> [What you should do]: Print all of the entries exactly, minus the pictures.

Figure contents as structured data
========================================
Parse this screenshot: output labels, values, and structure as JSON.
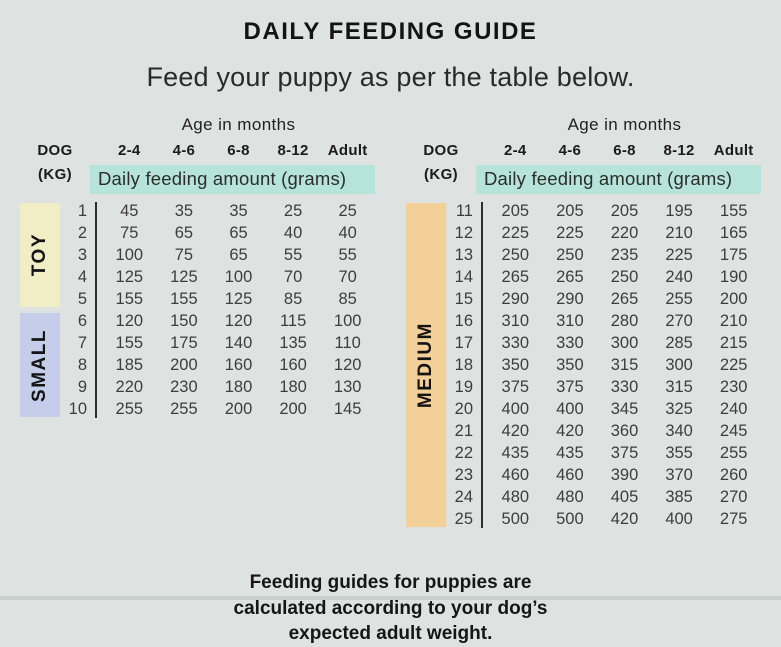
{
  "title": "DAILY FEEDING GUIDE",
  "subtitle": "Feed your puppy as per the table below.",
  "headers": {
    "age": "Age in months",
    "dog": "DOG",
    "kg": "(KG)",
    "columns": [
      "2-4",
      "4-6",
      "6-8",
      "8-12",
      "Adult"
    ],
    "amount": "Daily feeding amount (grams)"
  },
  "footnote": "Feeding guides for puppies are calculated according to your dog’s expected adult weight.",
  "colors": {
    "background": "#dee3e2",
    "highlight_teal": "#b6e4da",
    "band_toy": "#f1eec5",
    "band_small": "#c4cde9",
    "band_medium": "#f4d099",
    "divider": "#2e2e2e",
    "text": "#1b1b1b"
  },
  "chart_data": [
    {
      "type": "table",
      "title": "Age in months",
      "row_header": "DOG (KG)",
      "columns": [
        "2-4",
        "4-6",
        "6-8",
        "8-12",
        "Adult"
      ],
      "units": "Daily feeding amount (grams)",
      "groups": [
        {
          "label": "TOY",
          "color": "#f1eec5",
          "rows": [
            {
              "kg": 1,
              "grams": [
                45,
                35,
                35,
                25,
                25
              ]
            },
            {
              "kg": 2,
              "grams": [
                75,
                65,
                65,
                40,
                40
              ]
            },
            {
              "kg": 3,
              "grams": [
                100,
                75,
                65,
                55,
                55
              ]
            },
            {
              "kg": 4,
              "grams": [
                125,
                125,
                100,
                70,
                70
              ]
            },
            {
              "kg": 5,
              "grams": [
                155,
                155,
                125,
                85,
                85
              ]
            }
          ]
        },
        {
          "label": "SMALL",
          "color": "#c4cde9",
          "rows": [
            {
              "kg": 6,
              "grams": [
                120,
                150,
                120,
                115,
                100
              ]
            },
            {
              "kg": 7,
              "grams": [
                155,
                175,
                140,
                135,
                110
              ]
            },
            {
              "kg": 8,
              "grams": [
                185,
                200,
                160,
                160,
                120
              ]
            },
            {
              "kg": 9,
              "grams": [
                220,
                230,
                180,
                180,
                130
              ]
            },
            {
              "kg": 10,
              "grams": [
                255,
                255,
                200,
                200,
                145
              ]
            }
          ]
        }
      ]
    },
    {
      "type": "table",
      "title": "Age in months",
      "row_header": "DOG (KG)",
      "columns": [
        "2-4",
        "4-6",
        "6-8",
        "8-12",
        "Adult"
      ],
      "units": "Daily feeding amount (grams)",
      "groups": [
        {
          "label": "MEDIUM",
          "color": "#f4d099",
          "rows": [
            {
              "kg": 11,
              "grams": [
                205,
                205,
                205,
                195,
                155
              ]
            },
            {
              "kg": 12,
              "grams": [
                225,
                225,
                220,
                210,
                165
              ]
            },
            {
              "kg": 13,
              "grams": [
                250,
                250,
                235,
                225,
                175
              ]
            },
            {
              "kg": 14,
              "grams": [
                265,
                265,
                250,
                240,
                190
              ]
            },
            {
              "kg": 15,
              "grams": [
                290,
                290,
                265,
                255,
                200
              ]
            },
            {
              "kg": 16,
              "grams": [
                310,
                310,
                280,
                270,
                210
              ]
            },
            {
              "kg": 17,
              "grams": [
                330,
                330,
                300,
                285,
                215
              ]
            },
            {
              "kg": 18,
              "grams": [
                350,
                350,
                315,
                300,
                225
              ]
            },
            {
              "kg": 19,
              "grams": [
                375,
                375,
                330,
                315,
                230
              ]
            },
            {
              "kg": 20,
              "grams": [
                400,
                400,
                345,
                325,
                240
              ]
            },
            {
              "kg": 21,
              "grams": [
                420,
                420,
                360,
                340,
                245
              ]
            },
            {
              "kg": 22,
              "grams": [
                435,
                435,
                375,
                355,
                255
              ]
            },
            {
              "kg": 23,
              "grams": [
                460,
                460,
                390,
                370,
                260
              ]
            },
            {
              "kg": 24,
              "grams": [
                480,
                480,
                405,
                385,
                270
              ]
            },
            {
              "kg": 25,
              "grams": [
                500,
                500,
                420,
                400,
                275
              ]
            }
          ]
        }
      ]
    }
  ]
}
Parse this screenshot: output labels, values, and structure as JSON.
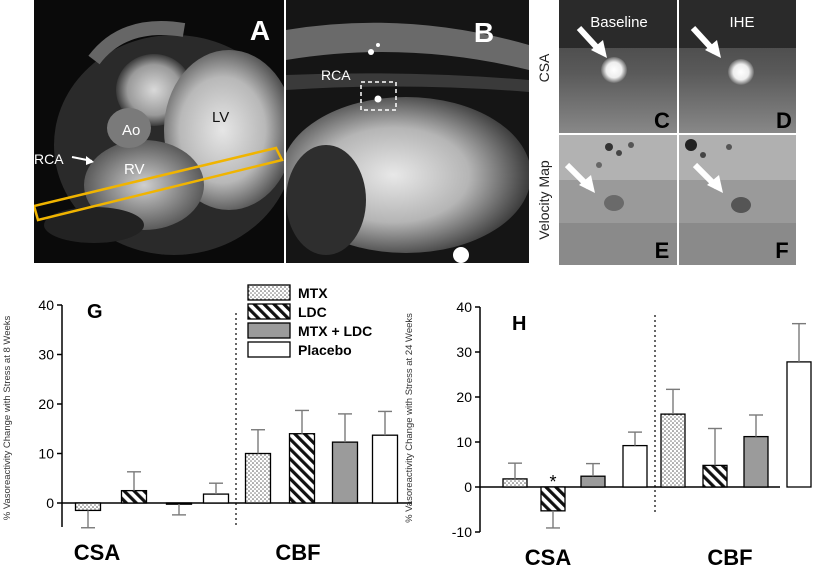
{
  "panels": {
    "a": {
      "letter": "A",
      "labels": {
        "lv": "LV",
        "ao": "Ao",
        "rca": "RCA",
        "rv": "RV"
      }
    },
    "b": {
      "letter": "B",
      "labels": {
        "rca": "RCA"
      }
    },
    "c": {
      "letter": "C",
      "title": "Baseline"
    },
    "d": {
      "letter": "D",
      "title": "IHE"
    },
    "e": {
      "letter": "E"
    },
    "f": {
      "letter": "F"
    },
    "row_labels": {
      "csa": "CSA",
      "velocity": "Velocity Map"
    }
  },
  "colors": {
    "frame": "#f0b400",
    "arrow": "#ffffff"
  },
  "chart_data": [
    {
      "type": "bar",
      "panel_letter": "G",
      "ylabel": "% Vasoreactivity Change with Stress at 8 Weeks",
      "ylim": [
        -5,
        40
      ],
      "yticks": [
        "-10",
        "0",
        "10",
        "20",
        "30",
        "40"
      ],
      "groups": [
        "CSA",
        "CBF"
      ],
      "series": [
        {
          "name": "MTX",
          "pattern": "dots",
          "values": [
            -1.5,
            10.0
          ],
          "errors": [
            3.5,
            4.8
          ]
        },
        {
          "name": "LDC",
          "pattern": "hatch",
          "values": [
            2.5,
            14.0
          ],
          "errors": [
            3.8,
            4.7
          ]
        },
        {
          "name": "MTX + LDC",
          "pattern": "gray",
          "values": [
            -0.2,
            12.3
          ],
          "errors": [
            2.2,
            5.7
          ]
        },
        {
          "name": "Placebo",
          "pattern": "white",
          "values": [
            1.8,
            13.7
          ],
          "errors": [
            2.2,
            4.8
          ]
        }
      ]
    },
    {
      "type": "bar",
      "panel_letter": "H",
      "ylabel": "% Vasoreactivity Change with Stress at 24 Weeks",
      "ylim": [
        -10,
        40
      ],
      "yticks": [
        "-10",
        "0",
        "10",
        "20",
        "30",
        "40"
      ],
      "groups": [
        "CSA",
        "CBF"
      ],
      "annotation": "*",
      "series": [
        {
          "name": "MTX",
          "pattern": "dots",
          "values": [
            1.8,
            16.2
          ],
          "errors": [
            3.5,
            5.5
          ]
        },
        {
          "name": "LDC",
          "pattern": "hatch",
          "values": [
            -5.3,
            4.8
          ],
          "errors": [
            3.8,
            8.2
          ]
        },
        {
          "name": "MTX + LDC",
          "pattern": "gray",
          "values": [
            2.4,
            11.2
          ],
          "errors": [
            2.8,
            4.8
          ]
        },
        {
          "name": "Placebo",
          "pattern": "white",
          "values": [
            9.2,
            27.8
          ],
          "errors": [
            3.0,
            8.5
          ]
        }
      ]
    }
  ]
}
========================================
> [Result below]:
Parse this screenshot: output labels, values, and structure as JSON.
{
  "title": "DAILY FEEDING GUIDE",
  "subtitle": "Feed your puppy as per the table below.",
  "headers": {
    "age": "Age in months",
    "dog": "DOG",
    "kg": "(KG)",
    "columns": [
      "2-4",
      "4-6",
      "6-8",
      "8-12",
      "Adult"
    ],
    "amount": "Daily feeding amount (grams)"
  },
  "footnote": "Feeding guides for puppies are calculated according to your dog’s expected adult weight.",
  "colors": {
    "background": "#dee3e2",
    "highlight_teal": "#b6e4da",
    "band_toy": "#f1eec5",
    "band_small": "#c4cde9",
    "band_medium": "#f4d099",
    "divider": "#2e2e2e",
    "text": "#1b1b1b"
  },
  "chart_data": [
    {
      "type": "table",
      "title": "Age in months",
      "row_header": "DOG (KG)",
      "columns": [
        "2-4",
        "4-6",
        "6-8",
        "8-12",
        "Adult"
      ],
      "units": "Daily feeding amount (grams)",
      "groups": [
        {
          "label": "TOY",
          "color": "#f1eec5",
          "rows": [
            {
              "kg": 1,
              "grams": [
                45,
                35,
                35,
                25,
                25
              ]
            },
            {
              "kg": 2,
              "grams": [
                75,
                65,
                65,
                40,
                40
              ]
            },
            {
              "kg": 3,
              "grams": [
                100,
                75,
                65,
                55,
                55
              ]
            },
            {
              "kg": 4,
              "grams": [
                125,
                125,
                100,
                70,
                70
              ]
            },
            {
              "kg": 5,
              "grams": [
                155,
                155,
                125,
                85,
                85
              ]
            }
          ]
        },
        {
          "label": "SMALL",
          "color": "#c4cde9",
          "rows": [
            {
              "kg": 6,
              "grams": [
                120,
                150,
                120,
                115,
                100
              ]
            },
            {
              "kg": 7,
              "grams": [
                155,
                175,
                140,
                135,
                110
              ]
            },
            {
              "kg": 8,
              "grams": [
                185,
                200,
                160,
                160,
                120
              ]
            },
            {
              "kg": 9,
              "grams": [
                220,
                230,
                180,
                180,
                130
              ]
            },
            {
              "kg": 10,
              "grams": [
                255,
                255,
                200,
                200,
                145
              ]
            }
          ]
        }
      ]
    },
    {
      "type": "table",
      "title": "Age in months",
      "row_header": "DOG (KG)",
      "columns": [
        "2-4",
        "4-6",
        "6-8",
        "8-12",
        "Adult"
      ],
      "units": "Daily feeding amount (grams)",
      "groups": [
        {
          "label": "MEDIUM",
          "color": "#f4d099",
          "rows": [
            {
              "kg": 11,
              "grams": [
                205,
                205,
                205,
                195,
                155
              ]
            },
            {
              "kg": 12,
              "grams": [
                225,
                225,
                220,
                210,
                165
              ]
            },
            {
              "kg": 13,
              "grams": [
                250,
                250,
                235,
                225,
                175
              ]
            },
            {
              "kg": 14,
              "grams": [
                265,
                265,
                250,
                240,
                190
              ]
            },
            {
              "kg": 15,
              "grams": [
                290,
                290,
                265,
                255,
                200
              ]
            },
            {
              "kg": 16,
              "grams": [
                310,
                310,
                280,
                270,
                210
              ]
            },
            {
              "kg": 17,
              "grams": [
                330,
                330,
                300,
                285,
                215
              ]
            },
            {
              "kg": 18,
              "grams": [
                350,
                350,
                315,
                300,
                225
              ]
            },
            {
              "kg": 19,
              "grams": [
                375,
                375,
                330,
                315,
                230
              ]
            },
            {
              "kg": 20,
              "grams": [
                400,
                400,
                345,
                325,
                240
              ]
            },
            {
              "kg": 21,
              "grams": [
                420,
                420,
                360,
                340,
                245
              ]
            },
            {
              "kg": 22,
              "grams": [
                435,
                435,
                375,
                355,
                255
              ]
            },
            {
              "kg": 23,
              "grams": [
                460,
                460,
                390,
                370,
                260
              ]
            },
            {
              "kg": 24,
              "grams": [
                480,
                480,
                405,
                385,
                270
              ]
            },
            {
              "kg": 25,
              "grams": [
                500,
                500,
                420,
                400,
                275
              ]
            }
          ]
        }
      ]
    }
  ]
}
Parse this screenshot: output labels, values, and structure as JSON.
{
  "panels": {
    "a": {
      "letter": "A",
      "labels": {
        "lv": "LV",
        "ao": "Ao",
        "rca": "RCA",
        "rv": "RV"
      }
    },
    "b": {
      "letter": "B",
      "labels": {
        "rca": "RCA"
      }
    },
    "c": {
      "letter": "C",
      "title": "Baseline"
    },
    "d": {
      "letter": "D",
      "title": "IHE"
    },
    "e": {
      "letter": "E"
    },
    "f": {
      "letter": "F"
    },
    "row_labels": {
      "csa": "CSA",
      "velocity": "Velocity Map"
    }
  },
  "colors": {
    "frame": "#f0b400",
    "arrow": "#ffffff"
  },
  "chart_data": [
    {
      "type": "bar",
      "panel_letter": "G",
      "ylabel": "% Vasoreactivity Change with Stress at 8 Weeks",
      "ylim": [
        -5,
        40
      ],
      "yticks": [
        "-10",
        "0",
        "10",
        "20",
        "30",
        "40"
      ],
      "groups": [
        "CSA",
        "CBF"
      ],
      "series": [
        {
          "name": "MTX",
          "pattern": "dots",
          "values": [
            -1.5,
            10.0
          ],
          "errors": [
            3.5,
            4.8
          ]
        },
        {
          "name": "LDC",
          "pattern": "hatch",
          "values": [
            2.5,
            14.0
          ],
          "errors": [
            3.8,
            4.7
          ]
        },
        {
          "name": "MTX + LDC",
          "pattern": "gray",
          "values": [
            -0.2,
            12.3
          ],
          "errors": [
            2.2,
            5.7
          ]
        },
        {
          "name": "Placebo",
          "pattern": "white",
          "values": [
            1.8,
            13.7
          ],
          "errors": [
            2.2,
            4.8
          ]
        }
      ]
    },
    {
      "type": "bar",
      "panel_letter": "H",
      "ylabel": "% Vasoreactivity Change with Stress at 24 Weeks",
      "ylim": [
        -10,
        40
      ],
      "yticks": [
        "-10",
        "0",
        "10",
        "20",
        "30",
        "40"
      ],
      "groups": [
        "CSA",
        "CBF"
      ],
      "annotation": "*",
      "series": [
        {
          "name": "MTX",
          "pattern": "dots",
          "values": [
            1.8,
            16.2
          ],
          "errors": [
            3.5,
            5.5
          ]
        },
        {
          "name": "LDC",
          "pattern": "hatch",
          "values": [
            -5.3,
            4.8
          ],
          "errors": [
            3.8,
            8.2
          ]
        },
        {
          "name": "MTX + LDC",
          "pattern": "gray",
          "values": [
            2.4,
            11.2
          ],
          "errors": [
            2.8,
            4.8
          ]
        },
        {
          "name": "Placebo",
          "pattern": "white",
          "values": [
            9.2,
            27.8
          ],
          "errors": [
            3.0,
            8.5
          ]
        }
      ]
    }
  ]
}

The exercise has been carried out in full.